MATERIAL FOR THIS TASK

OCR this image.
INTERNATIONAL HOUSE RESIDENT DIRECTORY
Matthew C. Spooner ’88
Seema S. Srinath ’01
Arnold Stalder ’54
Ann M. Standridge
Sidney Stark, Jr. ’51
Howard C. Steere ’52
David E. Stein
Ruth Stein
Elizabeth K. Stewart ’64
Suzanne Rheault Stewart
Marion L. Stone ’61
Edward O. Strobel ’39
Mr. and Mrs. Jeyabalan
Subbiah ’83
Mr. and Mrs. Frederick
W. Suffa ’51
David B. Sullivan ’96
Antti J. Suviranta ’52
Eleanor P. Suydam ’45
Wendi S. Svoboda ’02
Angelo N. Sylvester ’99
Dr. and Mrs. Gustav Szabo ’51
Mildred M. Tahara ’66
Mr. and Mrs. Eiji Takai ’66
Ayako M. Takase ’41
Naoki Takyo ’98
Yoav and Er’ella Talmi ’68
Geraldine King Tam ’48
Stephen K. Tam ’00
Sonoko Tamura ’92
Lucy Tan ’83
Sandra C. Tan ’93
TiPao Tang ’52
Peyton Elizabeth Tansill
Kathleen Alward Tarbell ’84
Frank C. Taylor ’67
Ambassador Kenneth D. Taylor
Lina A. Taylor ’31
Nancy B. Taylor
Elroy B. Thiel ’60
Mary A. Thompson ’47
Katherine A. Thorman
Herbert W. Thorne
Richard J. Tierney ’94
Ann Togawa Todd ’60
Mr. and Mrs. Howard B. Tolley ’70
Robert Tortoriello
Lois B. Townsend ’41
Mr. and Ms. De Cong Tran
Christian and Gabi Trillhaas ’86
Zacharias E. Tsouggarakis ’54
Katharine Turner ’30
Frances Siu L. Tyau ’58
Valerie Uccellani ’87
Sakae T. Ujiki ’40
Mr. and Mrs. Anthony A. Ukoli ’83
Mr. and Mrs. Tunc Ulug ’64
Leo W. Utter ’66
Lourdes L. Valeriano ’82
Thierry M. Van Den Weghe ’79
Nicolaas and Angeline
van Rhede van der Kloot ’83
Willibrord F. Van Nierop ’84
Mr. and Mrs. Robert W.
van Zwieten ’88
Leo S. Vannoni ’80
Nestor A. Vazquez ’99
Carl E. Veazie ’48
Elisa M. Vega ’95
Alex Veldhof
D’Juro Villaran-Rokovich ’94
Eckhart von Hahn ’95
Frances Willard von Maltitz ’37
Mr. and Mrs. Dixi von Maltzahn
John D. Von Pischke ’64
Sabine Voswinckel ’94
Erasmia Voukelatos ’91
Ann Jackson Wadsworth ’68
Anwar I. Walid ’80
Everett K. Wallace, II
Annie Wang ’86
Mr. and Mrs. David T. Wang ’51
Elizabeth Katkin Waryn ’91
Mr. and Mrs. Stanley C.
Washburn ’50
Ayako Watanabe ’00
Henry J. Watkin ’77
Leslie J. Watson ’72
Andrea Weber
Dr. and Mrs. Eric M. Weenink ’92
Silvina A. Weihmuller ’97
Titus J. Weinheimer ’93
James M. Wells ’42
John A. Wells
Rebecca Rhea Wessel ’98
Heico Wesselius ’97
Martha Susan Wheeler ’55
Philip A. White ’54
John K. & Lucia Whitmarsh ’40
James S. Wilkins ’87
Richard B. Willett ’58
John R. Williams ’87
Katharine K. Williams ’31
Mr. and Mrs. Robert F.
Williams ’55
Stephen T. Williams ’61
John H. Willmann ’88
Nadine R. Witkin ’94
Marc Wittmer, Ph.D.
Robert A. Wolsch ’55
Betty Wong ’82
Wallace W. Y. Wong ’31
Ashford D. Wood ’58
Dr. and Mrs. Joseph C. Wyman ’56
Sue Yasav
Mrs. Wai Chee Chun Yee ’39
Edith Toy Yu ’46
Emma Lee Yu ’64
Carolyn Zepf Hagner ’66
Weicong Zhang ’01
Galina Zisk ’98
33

WORK REQUIRED
Copy all the lines, exactly.

WRITTEN RESPONSE
OCR this image.
INTERNATIONAL HOUSE RESIDENT DIRECTORY
Matthew C. Spooner ’88
Seema S. Srinath ’01
Arnold Stalder ’54
Ann M. Standridge
Sidney Stark, Jr. ’51
Howard C. Steere ’52
David E. Stein
Ruth Stein
Elizabeth K. Stewart ’64
Suzanne Rheault Stewart
Marion L. Stone ’61
Edward O. Strobel ’39
Mr. and Mrs. Jeyabalan
Subbiah ’83
Mr. and Mrs. Frederick
W. Suffa ’51
David B. Sullivan ’96
Antti J. Suviranta ’52
Eleanor P. Suydam ’45
Wendi S. Svoboda ’02
Angelo N. Sylvester ’99
Dr. and Mrs. Gustav Szabo ’51
Mildred M. Tahara ’66
Mr. and Mrs. Eiji Takai ’66
Ayako M. Takase ’41
Naoki Takyo ’98
Yoav and Er’ella Talmi ’68
Geraldine King Tam ’48
Stephen K. Tam ’00
Sonoko Tamura ’92
Lucy Tan ’83
Sandra C. Tan ’93
TiPao Tang ’52
Peyton Elizabeth Tansill
Kathleen Alward Tarbell ’84
Frank C. Taylor ’67
Ambassador Kenneth D. Taylor
Lina A. Taylor ’31
Nancy B. Taylor
Elroy B. Thiel ’60
Mary A. Thompson ’47
Katherine A. Thorman
Herbert W. Thorne
Richard J. Tierney ’94
Ann Togawa Todd ’60
Mr. and Mrs. Howard B. Tolley ’70
Robert Tortoriello
Lois B. Townsend ’41
Mr. and Ms. De Cong Tran
Christian and Gabi Trillhaas ’86
Zacharias E. Tsouggarakis ’54
Katharine Turner ’30
Frances Siu L. Tyau ’58
Valerie Uccellani ’87
Sakae T. Ujiki ’40
Mr. and Mrs. Anthony A. Ukoli ’83
Mr. and Mrs. Tunc Ulug ’64
Leo W. Utter ’66
Lourdes L. Valeriano ’82
Thierry M. Van Den Weghe ’79
Nicolaas and Angeline
van Rhede van der Kloot ’83
Willibrord F. Van Nierop ’84
Mr. and Mrs. Robert W.
van Zwieten ’88
Leo S. Vannoni ’80
Nestor A. Vazquez ’99
Carl E. Veazie ’48
Elisa M. Vega ’95
Alex Veldhof
D’Juro Villaran-Rokovich ’94
Eckhart von Hahn ’95
Frances Willard von Maltitz ’37
Mr. and Mrs. Dixi von Maltzahn
John D. Von Pischke ’64
Sabine Voswinckel ’94
Erasmia Voukelatos ’91
Ann Jackson Wadsworth ’68
Anwar I. Walid ’80
Everett K. Wallace, II
Annie Wang ’86
Mr. and Mrs. David T. Wang ’51
Elizabeth Katkin Waryn ’91
Mr. and Mrs. Stanley C.
Washburn ’50
Ayako Watanabe ’00
Henry J. Watkin ’77
Leslie J. Watson ’72
Andrea Weber
Dr. and Mrs. Eric M. Weenink ’92
Silvina A. Weihmuller ’97
Titus J. Weinheimer ’93
James M. Wells ’42
John A. Wells
Rebecca Rhea Wessel ’98
Heico Wesselius ’97
Martha Susan Wheeler ’55
Philip A. White ’54
John K. & Lucia Whitmarsh ’40
James S. Wilkins ’87
Richard B. Willett ’58
John R. Williams ’87
Katharine K. Williams ’31
Mr. and Mrs. Robert F.
Williams ’55
Stephen T. Williams ’61
John H. Willmann ’88
Nadine R. Witkin ’94
Marc Wittmer, Ph.D.
Robert A. Wolsch ’55
Betty Wong ’82
Wallace W. Y. Wong ’31
Ashford D. Wood ’58
Dr. and Mrs. Joseph C. Wyman ’56
Sue Yasav
Mrs. Wai Chee Chun Yee ’39
Edith Toy Yu ’46
Emma Lee Yu ’64
Carolyn Zepf Hagner ’66
Weicong Zhang ’01
Galina Zisk ’98
33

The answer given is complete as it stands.